** Source data **
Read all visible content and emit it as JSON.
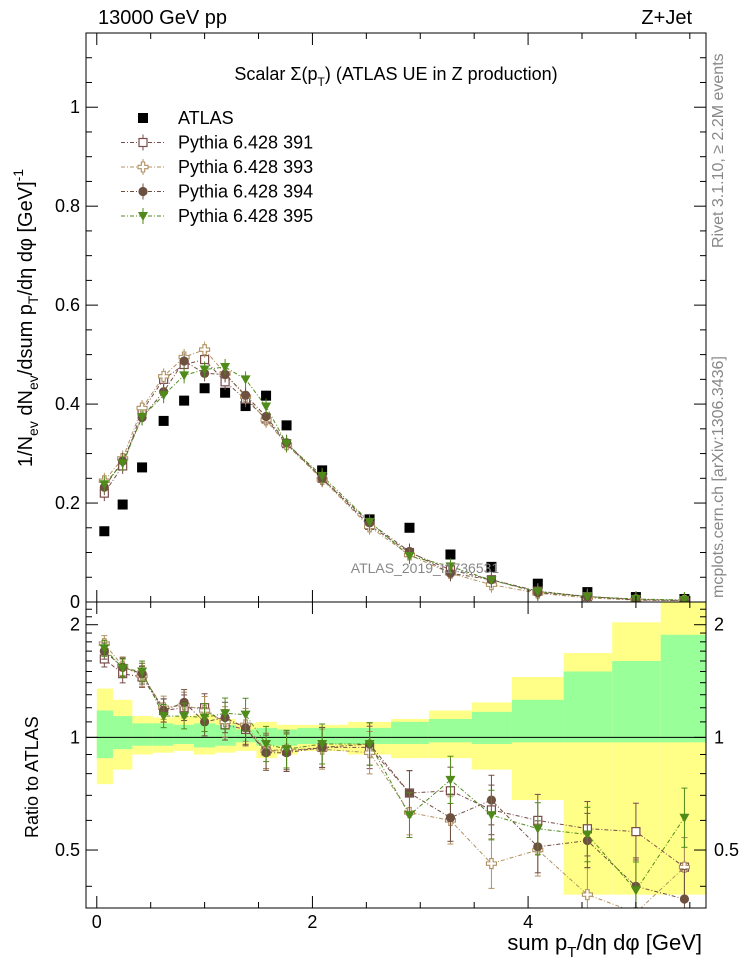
{
  "header": {
    "left": "13000 GeV pp",
    "right": "Z+Jet"
  },
  "side_labels": {
    "rivet": "Rivet 3.1.10, ≥ 2.2M events",
    "mcplots": "mcplots.cern.ch [arXiv:1306.3436]"
  },
  "chart_data": [
    {
      "type": "scatter",
      "panel": "main",
      "title": "Scalar Σ(p_T) (ATLAS UE in Z production)",
      "xlabel": "sum p_T/dη dφ [GeV]",
      "ylabel": "1/N_ev dN_ev/dsum p_T/dη dφ [GeV]^-1",
      "ylim": [
        0,
        1.15
      ],
      "xlim": [
        -0.1,
        5.65
      ],
      "yticks": [
        "0",
        "0.2",
        "0.4",
        "0.6",
        "0.8",
        "1"
      ],
      "xticks": [
        "0",
        "2",
        "4"
      ],
      "watermark": "ATLAS_2019_I1736531",
      "legend_position": "top-left",
      "x": [
        0.07,
        0.24,
        0.42,
        0.62,
        0.81,
        1.0,
        1.19,
        1.38,
        1.57,
        1.76,
        2.09,
        2.53,
        2.9,
        3.28,
        3.66,
        4.09,
        4.55,
        5.0,
        5.45
      ],
      "series": [
        {
          "name": "ATLAS",
          "marker": "square-filled",
          "color": "#000000",
          "values": [
            0.143,
            0.197,
            0.272,
            0.366,
            0.407,
            0.432,
            0.423,
            0.396,
            0.417,
            0.357,
            0.266,
            0.167,
            0.15,
            0.096,
            0.071,
            0.037,
            0.02,
            0.01,
            0.006
          ]
        },
        {
          "name": "Pythia 6.428 391",
          "marker": "square-open",
          "color": "#7a4b4b",
          "values": [
            0.22,
            0.275,
            0.386,
            0.45,
            0.48,
            0.49,
            0.445,
            0.41,
            0.37,
            0.32,
            0.25,
            0.155,
            0.1,
            0.065,
            0.045,
            0.022,
            0.011,
            0.005,
            0.003
          ]
        },
        {
          "name": "Pythia 6.428 393",
          "marker": "cross-open",
          "color": "#b09060",
          "values": [
            0.245,
            0.29,
            0.392,
            0.456,
            0.495,
            0.51,
            0.462,
            0.415,
            0.368,
            0.318,
            0.248,
            0.152,
            0.095,
            0.058,
            0.035,
            0.018,
            0.008,
            0.004,
            0.003
          ]
        },
        {
          "name": "Pythia 6.428 394",
          "marker": "circle-filled",
          "color": "#6e5040",
          "values": [
            0.232,
            0.285,
            0.373,
            0.425,
            0.487,
            0.462,
            0.46,
            0.418,
            0.375,
            0.322,
            0.25,
            0.16,
            0.102,
            0.058,
            0.045,
            0.019,
            0.011,
            0.004,
            0.003
          ]
        },
        {
          "name": "Pythia 6.428 395",
          "marker": "triangle-down-filled",
          "color": "#4f8a1a",
          "values": [
            0.238,
            0.28,
            0.374,
            0.418,
            0.458,
            0.47,
            0.475,
            0.45,
            0.395,
            0.32,
            0.255,
            0.162,
            0.093,
            0.072,
            0.044,
            0.021,
            0.011,
            0.006,
            0.004
          ]
        }
      ]
    },
    {
      "type": "scatter",
      "panel": "ratio",
      "ylabel": "Ratio to ATLAS",
      "ylim": [
        0.35,
        2.3
      ],
      "yticks": [
        "0.5",
        "1",
        "2"
      ],
      "band_colors": {
        "inner": "#99ff99",
        "outer": "#ffff88"
      },
      "bin_edges": [
        0.0,
        0.15,
        0.33,
        0.52,
        0.71,
        0.9,
        1.1,
        1.29,
        1.48,
        1.67,
        1.86,
        2.33,
        2.73,
        3.08,
        3.48,
        3.85,
        4.33,
        4.78,
        5.23,
        5.66
      ],
      "band_inner": [
        [
          0.88,
          1.18
        ],
        [
          0.93,
          1.14
        ],
        [
          0.95,
          1.09
        ],
        [
          0.95,
          1.09
        ],
        [
          0.96,
          1.08
        ],
        [
          0.94,
          1.09
        ],
        [
          0.95,
          1.08
        ],
        [
          0.97,
          1.05
        ],
        [
          0.95,
          1.06
        ],
        [
          0.95,
          1.05
        ],
        [
          0.96,
          1.06
        ],
        [
          0.96,
          1.06
        ],
        [
          0.96,
          1.1
        ],
        [
          0.97,
          1.12
        ],
        [
          0.96,
          1.17
        ],
        [
          0.97,
          1.26
        ],
        [
          0.97,
          1.5
        ],
        [
          0.97,
          1.6
        ],
        [
          0.97,
          1.88
        ]
      ],
      "band_outer": [
        [
          0.75,
          1.35
        ],
        [
          0.82,
          1.26
        ],
        [
          0.9,
          1.14
        ],
        [
          0.91,
          1.13
        ],
        [
          0.92,
          1.14
        ],
        [
          0.9,
          1.15
        ],
        [
          0.91,
          1.12
        ],
        [
          0.92,
          1.09
        ],
        [
          0.88,
          1.1
        ],
        [
          0.9,
          1.08
        ],
        [
          0.92,
          1.08
        ],
        [
          0.9,
          1.1
        ],
        [
          0.88,
          1.12
        ],
        [
          0.88,
          1.18
        ],
        [
          0.82,
          1.24
        ],
        [
          0.68,
          1.45
        ],
        [
          0.38,
          1.68
        ],
        [
          0.38,
          2.03
        ],
        [
          0.38,
          2.3
        ]
      ],
      "series": [
        {
          "name": "Pythia 6.428 391",
          "values": [
            1.62,
            1.48,
            1.45,
            1.18,
            1.2,
            1.2,
            1.08,
            1.05,
            0.92,
            0.92,
            0.94,
            0.94,
            0.71,
            0.72,
            0.64,
            0.6,
            0.57,
            0.56,
            0.45
          ]
        },
        {
          "name": "Pythia 6.428 393",
          "values": [
            1.78,
            1.55,
            1.46,
            1.2,
            1.22,
            1.18,
            1.1,
            1.08,
            0.92,
            0.93,
            0.93,
            0.91,
            0.63,
            0.6,
            0.46,
            0.5,
            0.38,
            0.34,
            0.45
          ]
        },
        {
          "name": "Pythia 6.428 394",
          "values": [
            1.7,
            1.54,
            1.48,
            1.18,
            1.24,
            1.1,
            1.13,
            1.06,
            0.91,
            0.91,
            0.94,
            0.96,
            0.71,
            0.61,
            0.68,
            0.51,
            0.53,
            0.4,
            0.37
          ]
        },
        {
          "name": "Pythia 6.428 395",
          "values": [
            1.73,
            1.53,
            1.5,
            1.14,
            1.14,
            1.13,
            1.16,
            1.15,
            0.96,
            0.93,
            0.96,
            0.96,
            0.62,
            0.77,
            0.62,
            0.57,
            0.55,
            0.39,
            0.61
          ]
        }
      ]
    }
  ]
}
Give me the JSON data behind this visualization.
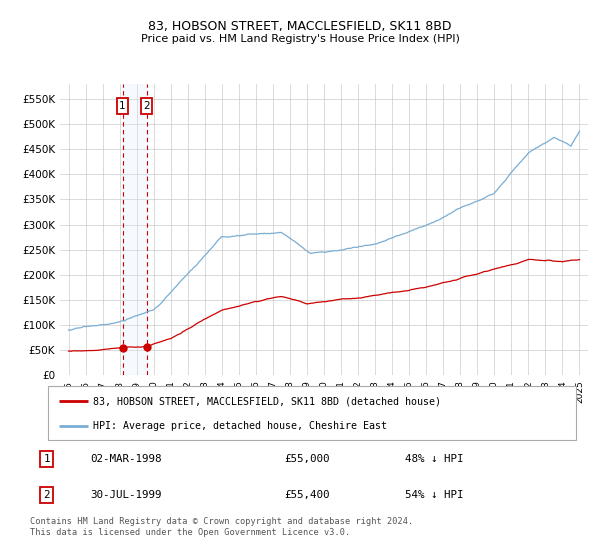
{
  "title": "83, HOBSON STREET, MACCLESFIELD, SK11 8BD",
  "subtitle": "Price paid vs. HM Land Registry's House Price Index (HPI)",
  "legend_line1": "83, HOBSON STREET, MACCLESFIELD, SK11 8BD (detached house)",
  "legend_line2": "HPI: Average price, detached house, Cheshire East",
  "footnote": "Contains HM Land Registry data © Crown copyright and database right 2024.\nThis data is licensed under the Open Government Licence v3.0.",
  "transaction1_date": "02-MAR-1998",
  "transaction1_price": "£55,000",
  "transaction1_hpi": "48% ↓ HPI",
  "transaction2_date": "30-JUL-1999",
  "transaction2_price": "£55,400",
  "transaction2_hpi": "54% ↓ HPI",
  "transaction1_x": 1998.17,
  "transaction1_y": 55000,
  "transaction2_x": 1999.58,
  "transaction2_y": 55400,
  "vline1_x": 1998.17,
  "vline2_x": 1999.58,
  "red_line_color": "#cc0000",
  "blue_line_color": "#7aadd4",
  "vline_color": "#cc0000",
  "vline_fill_color": "#ddeeff",
  "background_color": "#ffffff",
  "grid_color": "#cccccc",
  "xlim": [
    1994.5,
    2025.5
  ],
  "ylim": [
    0,
    580000
  ],
  "yticks": [
    0,
    50000,
    100000,
    150000,
    200000,
    250000,
    300000,
    350000,
    400000,
    450000,
    500000,
    550000
  ],
  "ytick_labels": [
    "£0",
    "£50K",
    "£100K",
    "£150K",
    "£200K",
    "£250K",
    "£300K",
    "£350K",
    "£400K",
    "£450K",
    "£500K",
    "£550K"
  ]
}
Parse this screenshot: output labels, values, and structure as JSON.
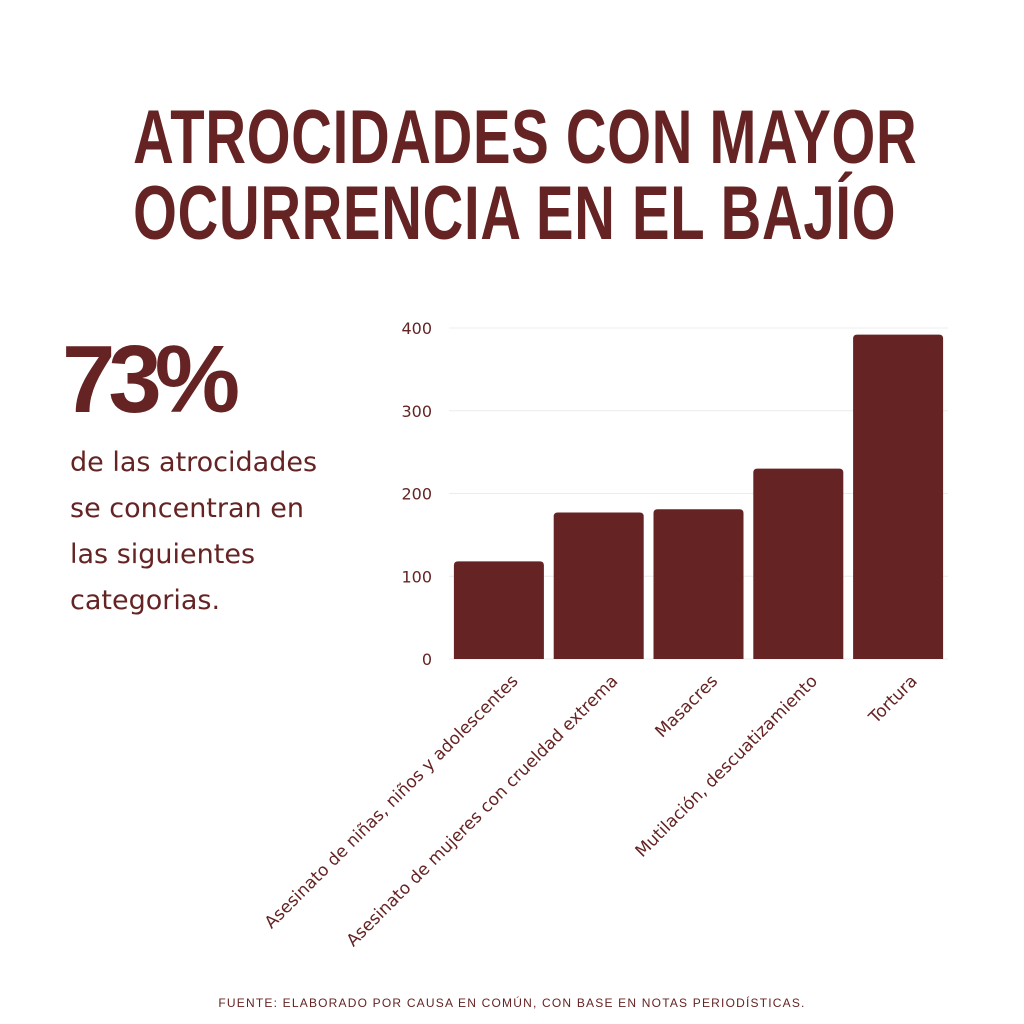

** Your goal **
Look over the listing above. Pick out and copy every line that includes "square".

** In response **
          "marker": "square-filled",
          "marker": "square-open",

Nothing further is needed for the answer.